** Start of Information supplied **
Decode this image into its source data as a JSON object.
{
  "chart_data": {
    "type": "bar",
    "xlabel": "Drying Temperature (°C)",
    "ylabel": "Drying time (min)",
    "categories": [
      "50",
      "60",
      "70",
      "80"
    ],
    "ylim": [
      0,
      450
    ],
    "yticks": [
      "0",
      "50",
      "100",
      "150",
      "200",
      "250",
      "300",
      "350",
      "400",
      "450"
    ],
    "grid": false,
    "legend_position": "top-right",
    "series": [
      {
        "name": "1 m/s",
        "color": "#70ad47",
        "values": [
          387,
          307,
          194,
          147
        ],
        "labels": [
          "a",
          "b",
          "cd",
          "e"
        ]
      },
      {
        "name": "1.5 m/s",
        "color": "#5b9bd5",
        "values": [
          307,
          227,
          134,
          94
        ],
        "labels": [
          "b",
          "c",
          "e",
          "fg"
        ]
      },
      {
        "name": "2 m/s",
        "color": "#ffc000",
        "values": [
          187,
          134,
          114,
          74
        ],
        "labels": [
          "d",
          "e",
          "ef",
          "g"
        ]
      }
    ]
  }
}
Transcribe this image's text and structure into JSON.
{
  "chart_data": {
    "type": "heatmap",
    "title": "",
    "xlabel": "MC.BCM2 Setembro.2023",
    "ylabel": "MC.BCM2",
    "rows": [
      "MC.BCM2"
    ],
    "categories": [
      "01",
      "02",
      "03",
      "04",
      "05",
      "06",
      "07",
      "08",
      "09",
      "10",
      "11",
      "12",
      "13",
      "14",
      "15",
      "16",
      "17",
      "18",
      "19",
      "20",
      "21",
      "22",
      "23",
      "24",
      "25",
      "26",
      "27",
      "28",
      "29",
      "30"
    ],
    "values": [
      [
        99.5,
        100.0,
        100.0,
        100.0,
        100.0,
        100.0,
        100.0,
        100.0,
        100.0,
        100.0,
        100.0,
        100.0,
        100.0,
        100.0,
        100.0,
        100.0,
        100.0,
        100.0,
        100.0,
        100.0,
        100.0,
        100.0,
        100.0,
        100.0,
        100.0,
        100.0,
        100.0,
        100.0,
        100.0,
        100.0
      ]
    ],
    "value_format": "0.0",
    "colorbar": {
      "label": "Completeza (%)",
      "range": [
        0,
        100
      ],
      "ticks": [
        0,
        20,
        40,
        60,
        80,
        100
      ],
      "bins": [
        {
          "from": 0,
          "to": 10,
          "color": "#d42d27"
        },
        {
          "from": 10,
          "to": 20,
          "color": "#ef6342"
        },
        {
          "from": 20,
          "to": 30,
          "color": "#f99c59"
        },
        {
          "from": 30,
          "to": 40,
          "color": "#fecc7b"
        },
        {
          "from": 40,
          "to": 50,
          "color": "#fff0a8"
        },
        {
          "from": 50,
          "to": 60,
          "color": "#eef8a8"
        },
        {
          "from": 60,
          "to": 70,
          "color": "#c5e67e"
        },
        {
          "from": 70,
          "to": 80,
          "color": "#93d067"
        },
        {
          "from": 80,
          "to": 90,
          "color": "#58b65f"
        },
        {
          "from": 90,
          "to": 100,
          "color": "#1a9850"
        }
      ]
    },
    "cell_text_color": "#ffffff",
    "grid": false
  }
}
** End of Information supplied **
Stated goal
Reproduce every record, matching each line exactly.

Finished task
Decode this image into its source data as a JSON object.
{
  "chart_data": {
    "type": "bar",
    "xlabel": "Drying Temperature (°C)",
    "ylabel": "Drying time (min)",
    "categories": [
      "50",
      "60",
      "70",
      "80"
    ],
    "ylim": [
      0,
      450
    ],
    "yticks": [
      "0",
      "50",
      "100",
      "150",
      "200",
      "250",
      "300",
      "350",
      "400",
      "450"
    ],
    "grid": false,
    "legend_position": "top-right",
    "series": [
      {
        "name": "1 m/s",
        "color": "#70ad47",
        "values": [
          387,
          307,
          194,
          147
        ],
        "labels": [
          "a",
          "b",
          "cd",
          "e"
        ]
      },
      {
        "name": "1.5 m/s",
        "color": "#5b9bd5",
        "values": [
          307,
          227,
          134,
          94
        ],
        "labels": [
          "b",
          "c",
          "e",
          "fg"
        ]
      },
      {
        "name": "2 m/s",
        "color": "#ffc000",
        "values": [
          187,
          134,
          114,
          74
        ],
        "labels": [
          "d",
          "e",
          "ef",
          "g"
        ]
      }
    ]
  }
}
Transcribe this image's text and structure into JSON.
{
  "chart_data": {
    "type": "heatmap",
    "title": "",
    "xlabel": "MC.BCM2 Setembro.2023",
    "ylabel": "MC.BCM2",
    "rows": [
      "MC.BCM2"
    ],
    "categories": [
      "01",
      "02",
      "03",
      "04",
      "05",
      "06",
      "07",
      "08",
      "09",
      "10",
      "11",
      "12",
      "13",
      "14",
      "15",
      "16",
      "17",
      "18",
      "19",
      "20",
      "21",
      "22",
      "23",
      "24",
      "25",
      "26",
      "27",
      "28",
      "29",
      "30"
    ],
    "values": [
      [
        99.5,
        100.0,
        100.0,
        100.0,
        100.0,
        100.0,
        100.0,
        100.0,
        100.0,
        100.0,
        100.0,
        100.0,
        100.0,
        100.0,
        100.0,
        100.0,
        100.0,
        100.0,
        100.0,
        100.0,
        100.0,
        100.0,
        100.0,
        100.0,
        100.0,
        100.0,
        100.0,
        100.0,
        100.0,
        100.0
      ]
    ],
    "value_format": "0.0",
    "colorbar": {
      "label": "Completeza (%)",
      "range": [
        0,
        100
      ],
      "ticks": [
        0,
        20,
        40,
        60,
        80,
        100
      ],
      "bins": [
        {
          "from": 0,
          "to": 10,
          "color": "#d42d27"
        },
        {
          "from": 10,
          "to": 20,
          "color": "#ef6342"
        },
        {
          "from": 20,
          "to": 30,
          "color": "#f99c59"
        },
        {
          "from": 30,
          "to": 40,
          "color": "#fecc7b"
        },
        {
          "from": 40,
          "to": 50,
          "color": "#fff0a8"
        },
        {
          "from": 50,
          "to": 60,
          "color": "#eef8a8"
        },
        {
          "from": 60,
          "to": 70,
          "color": "#c5e67e"
        },
        {
          "from": 70,
          "to": 80,
          "color": "#93d067"
        },
        {
          "from": 80,
          "to": 90,
          "color": "#58b65f"
        },
        {
          "from": 90,
          "to": 100,
          "color": "#1a9850"
        }
      ]
    },
    "cell_text_color": "#ffffff",
    "grid": false
  }
}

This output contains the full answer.